**THE INPUT:**
==*==

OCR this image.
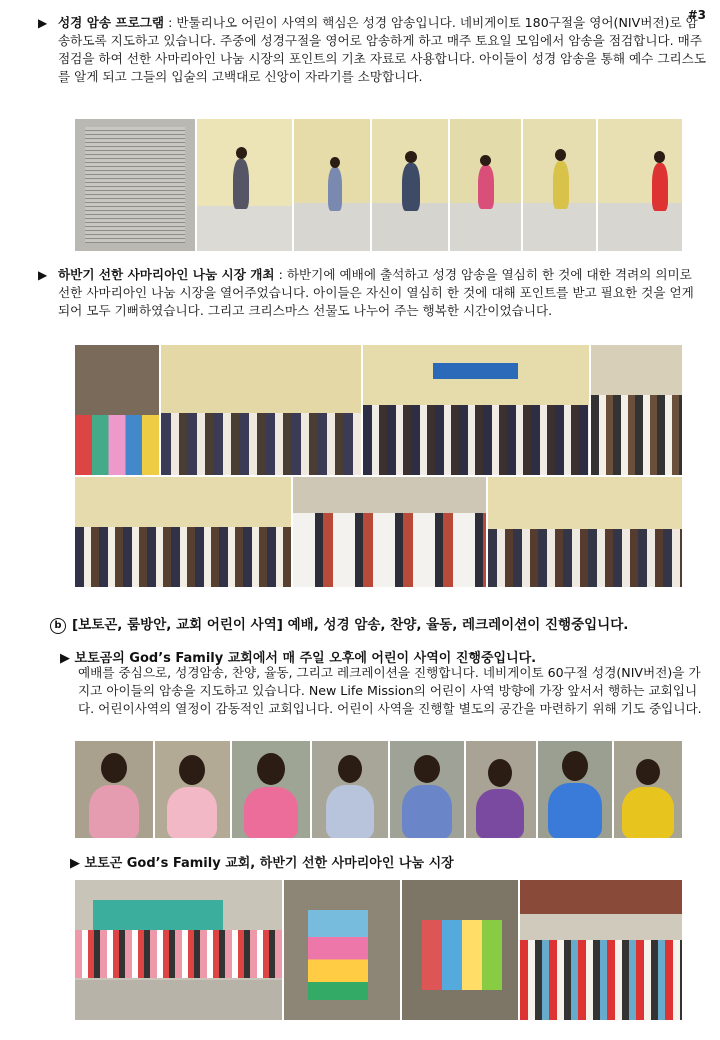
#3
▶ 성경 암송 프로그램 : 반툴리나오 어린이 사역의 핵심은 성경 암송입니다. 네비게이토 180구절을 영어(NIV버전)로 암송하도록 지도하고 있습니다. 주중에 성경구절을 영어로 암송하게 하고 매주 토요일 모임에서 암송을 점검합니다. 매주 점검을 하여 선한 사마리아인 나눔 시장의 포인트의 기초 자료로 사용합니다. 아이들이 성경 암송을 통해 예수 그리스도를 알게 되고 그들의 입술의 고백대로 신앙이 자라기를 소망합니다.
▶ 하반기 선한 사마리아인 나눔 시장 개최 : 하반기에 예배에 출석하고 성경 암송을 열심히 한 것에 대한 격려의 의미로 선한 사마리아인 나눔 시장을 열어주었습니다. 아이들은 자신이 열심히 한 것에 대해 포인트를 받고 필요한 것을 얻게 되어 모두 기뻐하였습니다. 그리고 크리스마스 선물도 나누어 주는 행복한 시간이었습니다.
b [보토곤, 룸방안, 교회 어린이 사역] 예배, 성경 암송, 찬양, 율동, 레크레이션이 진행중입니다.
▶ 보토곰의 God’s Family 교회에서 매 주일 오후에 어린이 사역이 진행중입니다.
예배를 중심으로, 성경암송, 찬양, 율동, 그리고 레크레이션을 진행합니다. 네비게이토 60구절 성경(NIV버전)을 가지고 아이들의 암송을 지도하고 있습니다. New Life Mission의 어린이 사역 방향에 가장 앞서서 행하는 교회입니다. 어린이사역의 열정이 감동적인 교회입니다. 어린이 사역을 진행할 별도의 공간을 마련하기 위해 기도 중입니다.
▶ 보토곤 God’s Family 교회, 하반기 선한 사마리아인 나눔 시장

==*==

**GIVEN EXERCISE:** Omitting all images, retype each line of the records precisely.

**FINAL RESULT:**
OCR this image.
#3
▶ 성경 암송 프로그램 : 반툴리나오 어린이 사역의 핵심은 성경 암송입니다. 네비게이토 180구절을 영어(NIV버전)로 암송하도록 지도하고 있습니다. 주중에 성경구절을 영어로 암송하게 하고 매주 토요일 모임에서 암송을 점검합니다. 매주 점검을 하여 선한 사마리아인 나눔 시장의 포인트의 기초 자료로 사용합니다. 아이들이 성경 암송을 통해 예수 그리스도를 알게 되고 그들의 입술의 고백대로 신앙이 자라기를 소망합니다.
▶ 하반기 선한 사마리아인 나눔 시장 개최 : 하반기에 예배에 출석하고 성경 암송을 열심히 한 것에 대한 격려의 의미로 선한 사마리아인 나눔 시장을 열어주었습니다. 아이들은 자신이 열심히 한 것에 대해 포인트를 받고 필요한 것을 얻게 되어 모두 기뻐하였습니다. 그리고 크리스마스 선물도 나누어 주는 행복한 시간이었습니다.
b [보토곤, 룸방안, 교회 어린이 사역] 예배, 성경 암송, 찬양, 율동, 레크레이션이 진행중입니다.
▶ 보토곰의 God’s Family 교회에서 매 주일 오후에 어린이 사역이 진행중입니다.
예배를 중심으로, 성경암송, 찬양, 율동, 그리고 레크레이션을 진행합니다. 네비게이토 60구절 성경(NIV버전)을 가지고 아이들의 암송을 지도하고 있습니다. New Life Mission의 어린이 사역 방향에 가장 앞서서 행하는 교회입니다. 어린이사역의 열정이 감동적인 교회입니다. 어린이 사역을 진행할 별도의 공간을 마련하기 위해 기도 중입니다.
▶ 보토곤 God’s Family 교회, 하반기 선한 사마리아인 나눔 시장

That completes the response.